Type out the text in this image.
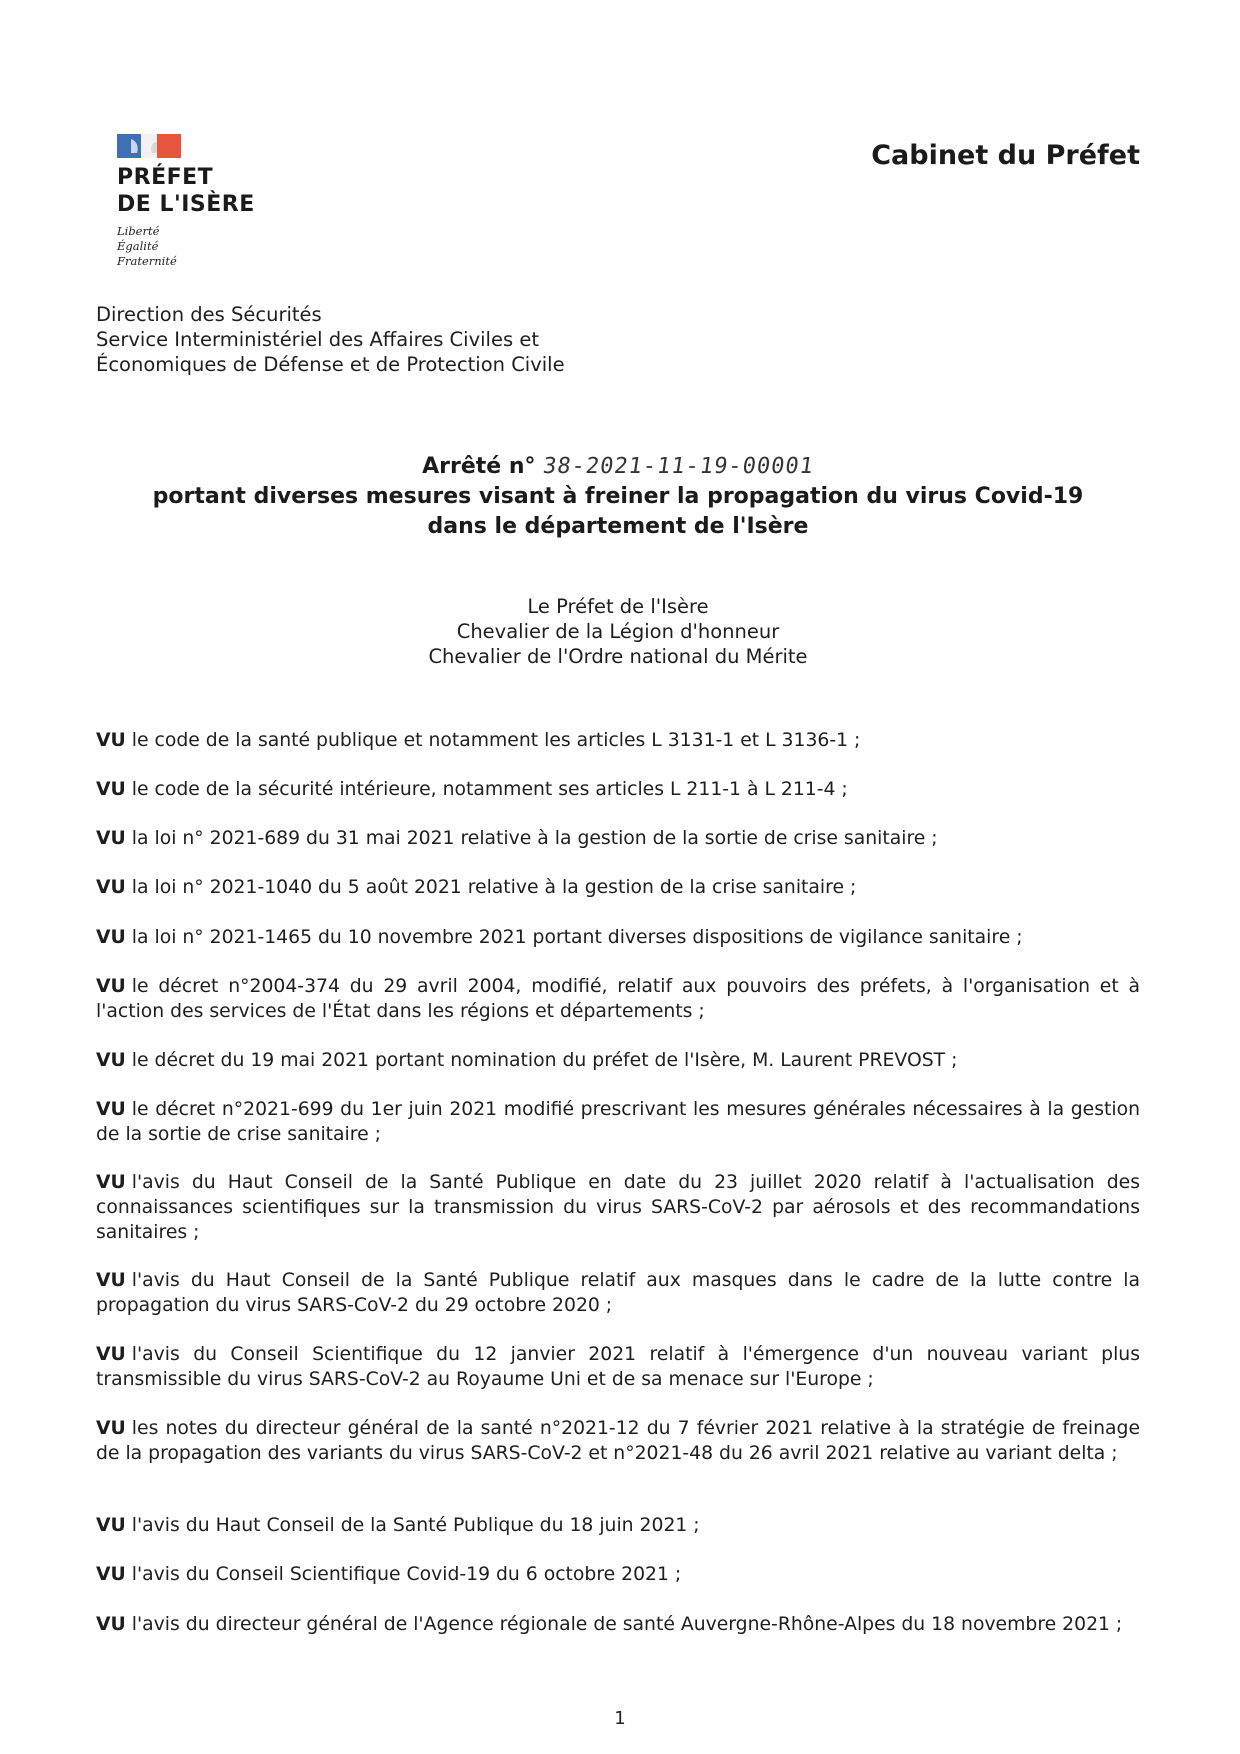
PRÉFET
DE L'ISÈRE
Liberté
Égalité
Fraternité
Cabinet du Préfet
Direction des Sécurités
Service Interministériel des Affaires Civiles et
Économiques de Défense et de Protection Civile
Arrêté n° 38-2021-11-19-00001
portant diverses mesures visant à freiner la propagation du virus Covid-19
dans le département de l'Isère
Le Préfet de l'Isère
Chevalier de la Légion d'honneur
Chevalier de l'Ordre national du Mérite
VU le code de la santé publique et notamment les articles L 3131-1 et L 3136-1 ;
VU le code de la sécurité intérieure, notamment ses articles L 211-1 à L 211-4 ;
VU la loi n° 2021-689 du 31 mai 2021 relative à la gestion de la sortie de crise sanitaire ;
VU la loi n° 2021-1040 du 5 août 2021 relative à la gestion de la crise sanitaire ;
VU la loi n° 2021-1465 du 10 novembre 2021 portant diverses dispositions de vigilance sanitaire ;
VU le décret n°2004-374 du 29 avril 2004, modifié, relatif aux pouvoirs des préfets, à l'organisation et à l'action des services de l'État dans les régions et départements ;
VU le décret du 19 mai 2021 portant nomination du préfet de l'Isère, M. Laurent PREVOST ;
VU le décret n°2021-699 du 1er juin 2021 modifié prescrivant les mesures générales nécessaires à la gestion de la sortie de crise sanitaire ;
VU l'avis du Haut Conseil de la Santé Publique en date du 23 juillet 2020 relatif à l'actualisation des connaissances scientifiques sur la transmission du virus SARS-CoV-2 par aérosols et des recommandations sanitaires ;
VU l'avis du Haut Conseil de la Santé Publique relatif aux masques dans le cadre de la lutte contre la propagation du virus SARS-CoV-2 du 29 octobre 2020 ;
VU l'avis du Conseil Scientifique du 12 janvier 2021 relatif à l'émergence d'un nouveau variant plus transmissible du virus SARS-CoV-2 au Royaume Uni et de sa menace sur l'Europe ;
VU les notes du directeur général de la santé n°2021-12 du 7 février 2021 relative à la stratégie de freinage de la propagation des variants du virus SARS-CoV-2 et n°2021-48 du 26 avril 2021 relative au variant delta ;
VU l'avis du Haut Conseil de la Santé Publique du 18 juin 2021 ;
VU l'avis du Conseil Scientifique Covid-19 du 6 octobre 2021 ;
VU l'avis du directeur général de l'Agence régionale de santé Auvergne-Rhône-Alpes du 18 novembre 2021 ;
1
• • • •
» **Your objective**: Apart from the pictures, repeat the data above exactly.

» **Expected answer**:
Type out the text in this image.
PRÉFET
DE L'ISÈRE
Liberté
Égalité
Fraternité
Cabinet du Préfet
Direction des Sécurités
Service Interministériel des Affaires Civiles et
Économiques de Défense et de Protection Civile
Arrêté n° 38-2021-11-19-00001
portant diverses mesures visant à freiner la propagation du virus Covid-19
dans le département de l'Isère
Le Préfet de l'Isère
Chevalier de la Légion d'honneur
Chevalier de l'Ordre national du Mérite
VU le code de la santé publique et notamment les articles L 3131-1 et L 3136-1 ;
VU le code de la sécurité intérieure, notamment ses articles L 211-1 à L 211-4 ;
VU la loi n° 2021-689 du 31 mai 2021 relative à la gestion de la sortie de crise sanitaire ;
VU la loi n° 2021-1040 du 5 août 2021 relative à la gestion de la crise sanitaire ;
VU la loi n° 2021-1465 du 10 novembre 2021 portant diverses dispositions de vigilance sanitaire ;
VU le décret n°2004-374 du 29 avril 2004, modifié, relatif aux pouvoirs des préfets, à l'organisation et à l'action des services de l'État dans les régions et départements ;
VU le décret du 19 mai 2021 portant nomination du préfet de l'Isère, M. Laurent PREVOST ;
VU le décret n°2021-699 du 1er juin 2021 modifié prescrivant les mesures générales nécessaires à la gestion de la sortie de crise sanitaire ;
VU l'avis du Haut Conseil de la Santé Publique en date du 23 juillet 2020 relatif à l'actualisation des connaissances scientifiques sur la transmission du virus SARS-CoV-2 par aérosols et des recommandations sanitaires ;
VU l'avis du Haut Conseil de la Santé Publique relatif aux masques dans le cadre de la lutte contre la propagation du virus SARS-CoV-2 du 29 octobre 2020 ;
VU l'avis du Conseil Scientifique du 12 janvier 2021 relatif à l'émergence d'un nouveau variant plus transmissible du virus SARS-CoV-2 au Royaume Uni et de sa menace sur l'Europe ;
VU les notes du directeur général de la santé n°2021-12 du 7 février 2021 relative à la stratégie de freinage de la propagation des variants du virus SARS-CoV-2 et n°2021-48 du 26 avril 2021 relative au variant delta ;
VU l'avis du Haut Conseil de la Santé Publique du 18 juin 2021 ;
VU l'avis du Conseil Scientifique Covid-19 du 6 octobre 2021 ;
VU l'avis du directeur général de l'Agence régionale de santé Auvergne-Rhône-Alpes du 18 novembre 2021 ;
1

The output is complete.